What you have to do: Write the material out again exactly as it stands.

Items from a data source
┌──
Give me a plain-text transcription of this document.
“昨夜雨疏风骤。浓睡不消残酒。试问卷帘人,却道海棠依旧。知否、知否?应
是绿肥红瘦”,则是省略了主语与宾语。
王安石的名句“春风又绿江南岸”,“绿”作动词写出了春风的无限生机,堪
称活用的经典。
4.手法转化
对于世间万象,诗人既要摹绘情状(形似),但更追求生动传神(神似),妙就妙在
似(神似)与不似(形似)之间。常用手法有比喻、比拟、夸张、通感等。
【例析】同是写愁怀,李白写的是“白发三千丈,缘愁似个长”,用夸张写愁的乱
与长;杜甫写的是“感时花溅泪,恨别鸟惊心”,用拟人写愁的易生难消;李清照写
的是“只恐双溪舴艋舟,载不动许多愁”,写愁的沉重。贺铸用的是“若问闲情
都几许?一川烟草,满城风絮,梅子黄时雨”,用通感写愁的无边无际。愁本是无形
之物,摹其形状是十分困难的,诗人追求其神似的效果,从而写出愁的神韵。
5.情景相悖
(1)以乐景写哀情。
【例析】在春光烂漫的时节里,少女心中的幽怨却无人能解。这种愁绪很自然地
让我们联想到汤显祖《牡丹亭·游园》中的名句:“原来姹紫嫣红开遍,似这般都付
└──
Output for this task:
Give me a plain-text transcription of this document.
“昨夜雨疏风骤。浓睡不消残酒。试问卷帘人,却道海棠依旧。知否、知否?应
是绿肥红瘦”,则是省略了主语与宾语。
王安石的名句“春风又绿江南岸”,“绿”作动词写出了春风的无限生机,堪
称活用的经典。
4.手法转化
对于世间万象,诗人既要摹绘情状(形似),但更追求生动传神(神似),妙就妙在
似(神似)与不似(形似)之间。常用手法有比喻、比拟、夸张、通感等。
【例析】同是写愁怀,李白写的是“白发三千丈,缘愁似个长”,用夸张写愁的乱
与长;杜甫写的是“感时花溅泪,恨别鸟惊心”,用拟人写愁的易生难消;李清照写
的是“只恐双溪舴艋舟,载不动许多愁”,写愁的沉重。贺铸用的是“若问闲情
都几许?一川烟草,满城风絮,梅子黄时雨”,用通感写愁的无边无际。愁本是无形
之物,摹其形状是十分困难的,诗人追求其神似的效果,从而写出愁的神韵。
5.情景相悖
(1)以乐景写哀情。
【例析】在春光烂漫的时节里,少女心中的幽怨却无人能解。这种愁绪很自然地
让我们联想到汤显祖《牡丹亭·游园》中的名句:“原来姹紫嫣红开遍,似这般都付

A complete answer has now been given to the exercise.